• [TASK STATEMENT]: Copy every one of the lines below character for character, leaving out any pictures.

• [Element position data]:
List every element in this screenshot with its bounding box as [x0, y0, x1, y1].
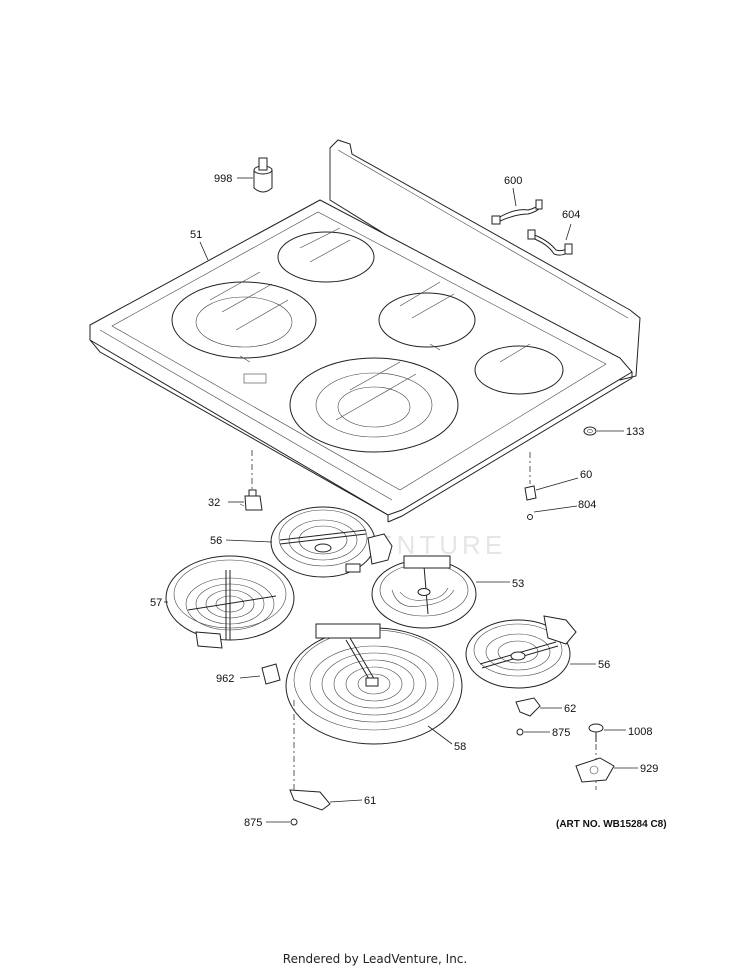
callout-1008: 1008: [628, 726, 652, 738]
callout-804: 804: [578, 499, 596, 511]
callout-51: 51: [190, 229, 202, 241]
element-53: [371, 555, 477, 629]
callout-53: 53: [512, 578, 524, 590]
callout-56-top: 56: [210, 535, 222, 547]
part-133: [583, 426, 597, 436]
harness-604: [527, 229, 573, 256]
part-62: [515, 697, 541, 717]
part-60: [524, 485, 537, 501]
callout-998: 998: [214, 173, 232, 185]
part-998: [253, 157, 273, 193]
element-57: [165, 555, 295, 649]
cooktop-glass: [89, 139, 641, 523]
element-56-top: [270, 506, 393, 578]
art-number: (ART NO. WB15284 C8): [556, 819, 667, 830]
element-56-right: [465, 615, 577, 689]
callout-56-right: 56: [598, 659, 610, 671]
callout-62: 62: [564, 703, 576, 715]
element-58: [285, 623, 463, 745]
callout-875-lower: 875: [244, 817, 262, 829]
part-875-lower: [290, 818, 298, 826]
part-1008: [588, 723, 604, 742]
callout-604: 604: [562, 209, 580, 221]
callout-61: 61: [364, 795, 376, 807]
callout-labels: 998 600 604 51 133 60 804 32 56 53 57 56…: [150, 173, 667, 830]
callout-58: 58: [454, 741, 466, 753]
callout-600: 600: [504, 175, 522, 187]
callout-929: 929: [640, 763, 658, 775]
part-875-right: [516, 728, 524, 736]
part-929: [575, 757, 615, 783]
callout-57: 57: [150, 597, 162, 609]
callout-133: 133: [626, 426, 644, 438]
part-32: [239, 489, 263, 511]
callout-32: 32: [208, 497, 220, 509]
part-962: [261, 663, 281, 685]
callout-962: 962: [216, 673, 234, 685]
harness-600: [491, 199, 543, 225]
part-61: [289, 789, 331, 811]
part-804: [527, 514, 533, 520]
footer-credit: Rendered by LeadVenture, Inc.: [282, 952, 468, 966]
callout-60: 60: [580, 469, 592, 481]
callout-875-right: 875: [552, 727, 570, 739]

• [THE RESPONSE]:
List every element in this screenshot with its bounding box as [x0, y0, x1, y1].
callout-1008: 1008: [628, 726, 652, 738]
callout-804: 804: [578, 499, 596, 511]
callout-51: 51: [190, 229, 202, 241]
element-53: [371, 555, 477, 629]
callout-53: 53: [512, 578, 524, 590]
callout-56-top: 56: [210, 535, 222, 547]
part-133: [583, 426, 597, 436]
harness-604: [527, 229, 573, 256]
part-62: [515, 697, 541, 717]
part-60: [524, 485, 537, 501]
callout-998: 998: [214, 173, 232, 185]
part-998: [253, 157, 273, 193]
element-57: [165, 555, 295, 649]
cooktop-glass: [89, 139, 641, 523]
element-56-top: [270, 506, 393, 578]
art-number: (ART NO. WB15284 C8): [556, 819, 667, 830]
element-56-right: [465, 615, 577, 689]
callout-56-right: 56: [598, 659, 610, 671]
callout-62: 62: [564, 703, 576, 715]
element-58: [285, 623, 463, 745]
callout-875-lower: 875: [244, 817, 262, 829]
part-875-lower: [290, 818, 298, 826]
part-1008: [588, 723, 604, 742]
callout-604: 604: [562, 209, 580, 221]
callout-61: 61: [364, 795, 376, 807]
callout-labels: 998 600 604 51 133 60 804 32 56 53 57 56…: [150, 173, 667, 830]
callout-58: 58: [454, 741, 466, 753]
callout-600: 600: [504, 175, 522, 187]
callout-929: 929: [640, 763, 658, 775]
part-875-right: [516, 728, 524, 736]
part-929: [575, 757, 615, 783]
callout-57: 57: [150, 597, 162, 609]
callout-133: 133: [626, 426, 644, 438]
part-32: [239, 489, 263, 511]
callout-32: 32: [208, 497, 220, 509]
part-962: [261, 663, 281, 685]
callout-962: 962: [216, 673, 234, 685]
harness-600: [491, 199, 543, 225]
part-61: [289, 789, 331, 811]
part-804: [527, 514, 533, 520]
footer-credit: Rendered by LeadVenture, Inc.: [282, 952, 468, 966]
callout-60: 60: [580, 469, 592, 481]
callout-875-right: 875: [552, 727, 570, 739]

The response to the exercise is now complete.